— Start of GIVEN TEXT —
The lease provision then sets forth the procedure for exercising the option. Based upon the stipulation of facts, it is clear that there is no issue of fact as to the language of the purchase CT Page 5818 option or as to the plaintiff's compliance with the procedures under the lease to exercise that option.
The plaintiff contends it is thus entitled to specific performance of the purchase option. In an action for specific performance, it is the plaintiff's burden to prove that it is ready, willing and able to perform its obligations for the exercise of the purchase option. Frumento v. Mezzanote, 192 Conn. 606,616 (1984). This burden continues even if the defendant refuses to participate in the closing. 192 Conn. At 616. Further, since this action is one brought in equity, it is the plaintiff's burden to show its right in equity and good conscience to the relief sought. Cutter Development Corporation v. Peluso,212 Conn. 107, 114-115 (1989).
The court finds that the plaintiff has met its burden to show that it has met its obligations of performance under the purchase option contained in the lease. As to its latter burden to show its right in equity, the court will defer that to its discussion of the defendant's claims.
Defendant's Motion for Summary Judgment
The defendant argues that it is entitled to judgment as a matter of law because the purchase option is not binding upon it. Specifically, the defendant claims that because of the court's dismissal of a summary process action between the parties in 1979 the lease between the parties is nudum pactum.1
In Lex Associates v. State of Connecticut, 35 Conn. Sup. 180 (1979), the court granted the state's motion to dismiss because of sovereign immunity. Lex brought the action under C.G.S. §47a-23 seeking possession for the State's default under the lease, specifically, nonpayment of rent. The state filed a motion to dismiss claiming that it was immune from suit. The court granted the motion to dismiss for the following reasons:
The court, therefore, cannot find that there has been a taking of the plaintiff's property in the constitutional sense, nor can it find that the legislature by express wording has authorized a suit against the state, nor can it find that the wording of § 4-128 by necessary implication waives governmental immunity.
The court, therefore, finds that the defense of governmental CT Page 5819 immunity is applicable in this matter and the motion to dismiss the action in summary process is granted.
35 Conn. Sup. At 186.;
In the present action, Lex argues that 1) this prior ruling "holds conclusively that the defendant cannot enforce the State's obligation under the Lease," (Memorandum p. 12); and accordingly, 2) the lease lacks mutuality. It is the State's position that this ruling does not address the obligations under the lease but simply the State's immunity from a summary process action.
Because the court disagrees with Lex's first premise, it does not address the second. The claim that the defendant cannot enforce the state's obligation under the lease is based upon the dismissal of the summary process action on the grounds of sovereign immunity. Because Lex does (and did in 1979) have a remedy to enforce the state's obligations under the lease through the Commissioner of Claims, this claim must fail. It is clear that Lex did not seek permission from the Commissioner of Claims to bring the 1979 summary process action against the State.
— End of GIVEN TEXT —
— Start of SUPPLIED DATA —
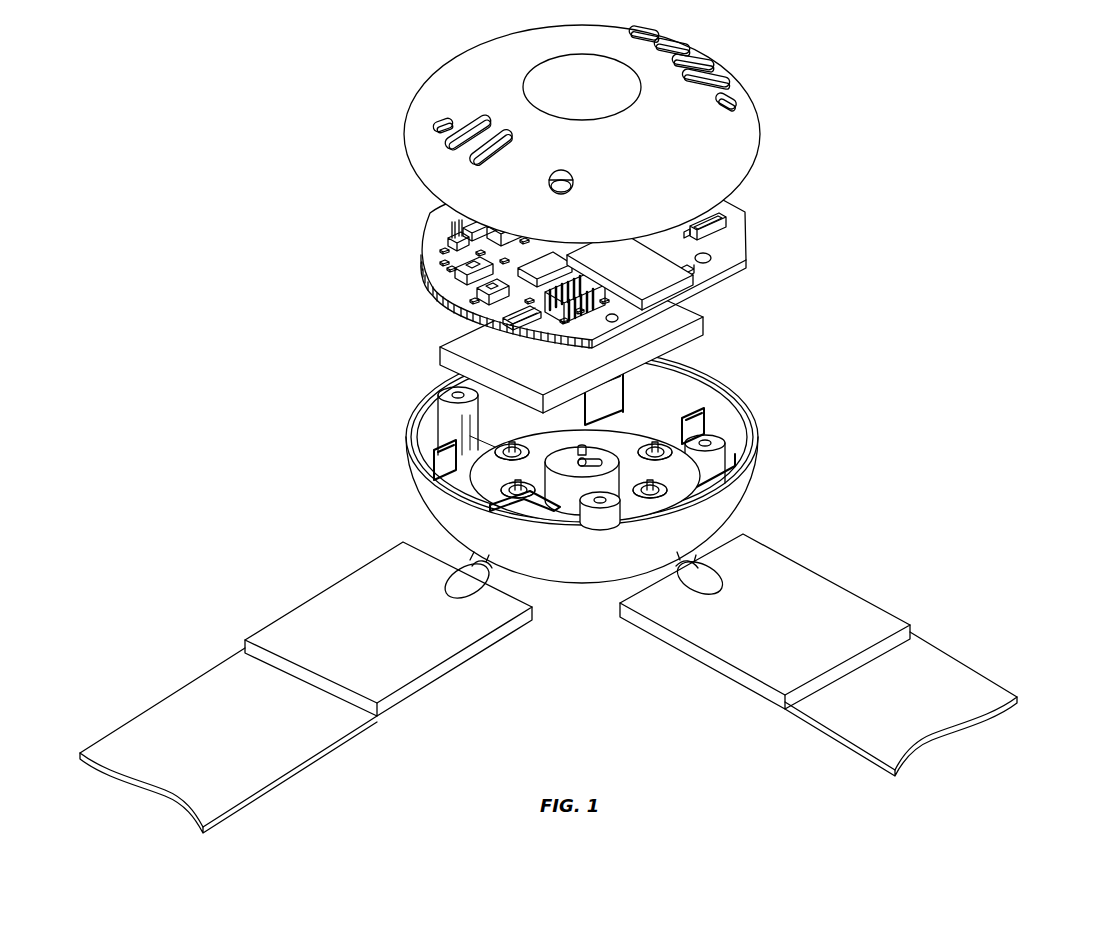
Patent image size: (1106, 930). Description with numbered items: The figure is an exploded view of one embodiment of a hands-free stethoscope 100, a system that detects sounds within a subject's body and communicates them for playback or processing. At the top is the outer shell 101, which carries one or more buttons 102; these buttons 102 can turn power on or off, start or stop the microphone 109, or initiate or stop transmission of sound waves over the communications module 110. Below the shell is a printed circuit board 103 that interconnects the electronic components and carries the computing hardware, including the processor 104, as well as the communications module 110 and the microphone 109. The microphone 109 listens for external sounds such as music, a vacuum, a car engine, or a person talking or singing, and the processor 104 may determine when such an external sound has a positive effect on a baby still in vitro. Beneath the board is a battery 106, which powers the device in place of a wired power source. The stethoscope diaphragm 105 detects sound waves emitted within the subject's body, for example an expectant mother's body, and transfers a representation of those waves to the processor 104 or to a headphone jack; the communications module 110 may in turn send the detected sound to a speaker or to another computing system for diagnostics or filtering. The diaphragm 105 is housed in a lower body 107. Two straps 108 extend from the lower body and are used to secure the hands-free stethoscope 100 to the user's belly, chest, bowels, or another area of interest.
— End of SUPPLIED DATA —
* **JOBS**:
1. According to the court opinion, on what ground did the court in Lex Associates v. State of Connecticut grant the state's motion to dismiss?
2. Decide whether each statement agrees with the court opinion, and answer yes or no, quoting the words that decide it: (a) The court finds that the plaintiff has met its burden of showing it met its performance obligations under the purchase option. (b) Lex sought permission from the Commissioner of Claims before bringing the 1979 summary process action. (c) The court addresses the argument that the lease lacks mutuality.

* **RESULTS FOR THE EXERCISE**:
1. Sovereign immunity.

2.
(a) Yes: "The court finds that the plaintiff has met its burden to show that it has met its obligations of performance under the purchase option contained in the lease."
(b) No: "It is clear that Lex did not seek permission from the Commissioner of Claims to bring the 1979 summary process action against the State."
(c) No: "Because the court disagrees with Lex's first premise, it does not address the second."